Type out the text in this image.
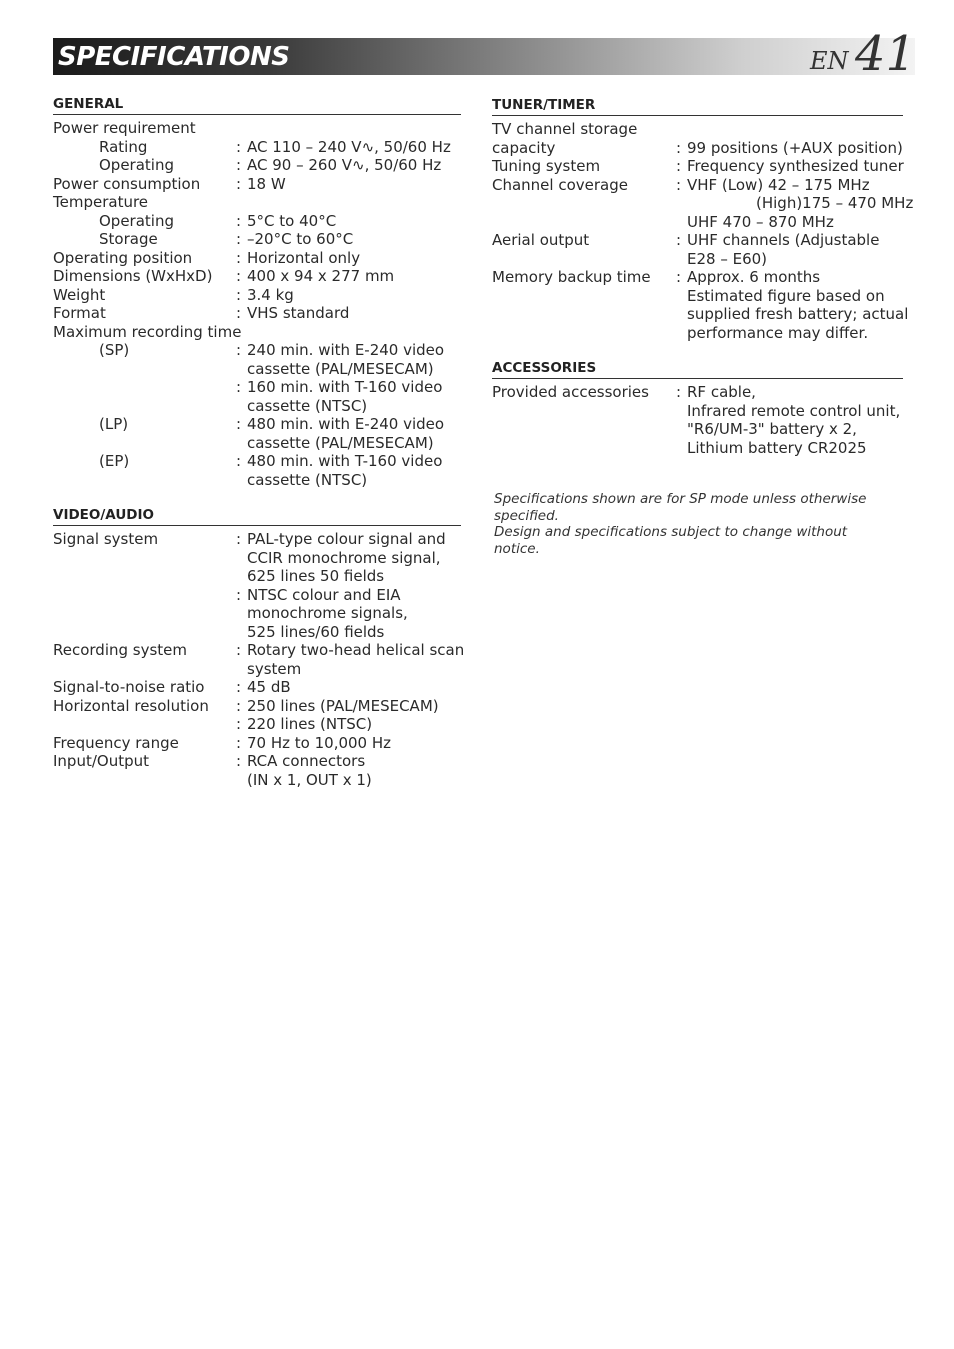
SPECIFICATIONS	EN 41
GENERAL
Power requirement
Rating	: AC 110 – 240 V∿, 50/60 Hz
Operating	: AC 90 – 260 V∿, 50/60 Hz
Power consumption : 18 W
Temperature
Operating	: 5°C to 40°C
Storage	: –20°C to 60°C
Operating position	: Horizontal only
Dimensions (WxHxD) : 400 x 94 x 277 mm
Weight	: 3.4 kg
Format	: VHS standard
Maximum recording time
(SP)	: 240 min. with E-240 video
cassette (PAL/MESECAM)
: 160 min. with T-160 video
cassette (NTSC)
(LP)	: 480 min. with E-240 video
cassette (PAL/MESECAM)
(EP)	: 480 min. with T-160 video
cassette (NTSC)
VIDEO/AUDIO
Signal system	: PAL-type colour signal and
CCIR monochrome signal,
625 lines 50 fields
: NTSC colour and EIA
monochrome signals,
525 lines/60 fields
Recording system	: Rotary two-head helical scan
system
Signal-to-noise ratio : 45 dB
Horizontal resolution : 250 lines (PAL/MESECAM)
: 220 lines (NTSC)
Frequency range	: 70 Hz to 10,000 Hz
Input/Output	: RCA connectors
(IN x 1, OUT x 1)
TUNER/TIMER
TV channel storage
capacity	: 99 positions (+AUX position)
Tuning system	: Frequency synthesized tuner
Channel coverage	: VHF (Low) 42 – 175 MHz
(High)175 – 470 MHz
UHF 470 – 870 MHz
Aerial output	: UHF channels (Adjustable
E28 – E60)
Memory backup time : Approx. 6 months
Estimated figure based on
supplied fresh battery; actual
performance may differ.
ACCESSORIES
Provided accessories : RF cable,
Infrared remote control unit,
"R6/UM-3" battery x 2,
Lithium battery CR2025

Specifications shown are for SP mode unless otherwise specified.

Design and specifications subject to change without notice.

※ ※ ※

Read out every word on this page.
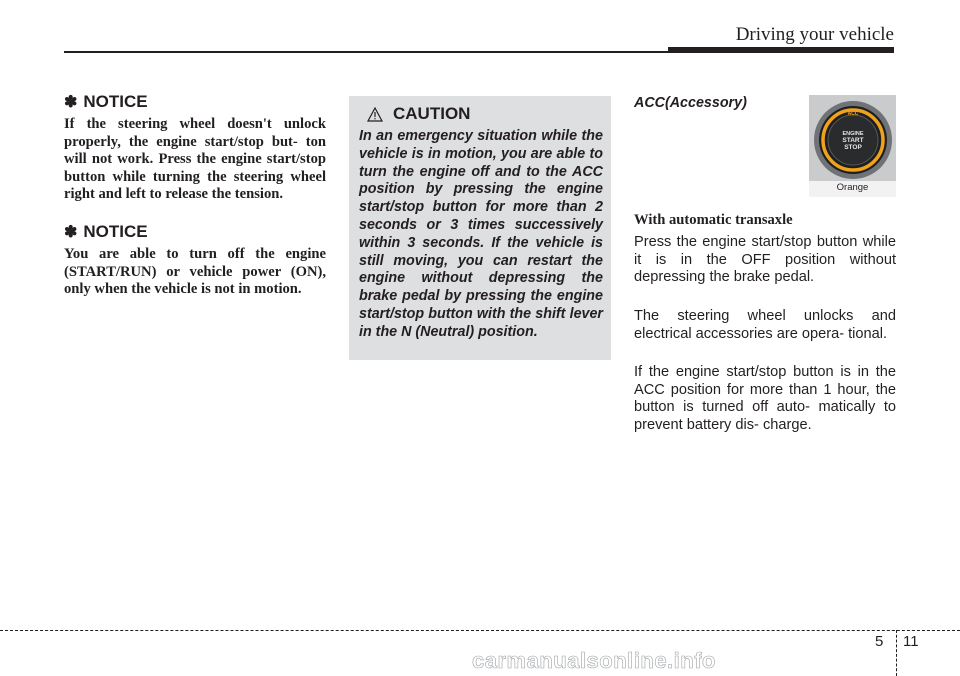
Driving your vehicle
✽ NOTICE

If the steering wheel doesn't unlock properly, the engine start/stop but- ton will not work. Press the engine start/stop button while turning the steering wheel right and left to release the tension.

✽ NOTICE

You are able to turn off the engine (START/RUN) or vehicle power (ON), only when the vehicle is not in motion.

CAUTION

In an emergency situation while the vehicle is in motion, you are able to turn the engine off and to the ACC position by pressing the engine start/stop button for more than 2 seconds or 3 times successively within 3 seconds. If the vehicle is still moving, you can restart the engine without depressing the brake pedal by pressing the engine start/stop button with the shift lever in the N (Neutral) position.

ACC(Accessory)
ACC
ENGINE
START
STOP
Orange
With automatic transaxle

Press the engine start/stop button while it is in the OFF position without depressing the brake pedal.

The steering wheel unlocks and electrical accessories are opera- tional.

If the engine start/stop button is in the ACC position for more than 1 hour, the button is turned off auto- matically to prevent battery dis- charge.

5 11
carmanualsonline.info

※ ※ ※

§ WORK INSTRUCTIONS: Work through the records line by line and tally those with the word "battery". Report only the total.

§ ANSWER FOR THE TASK: 4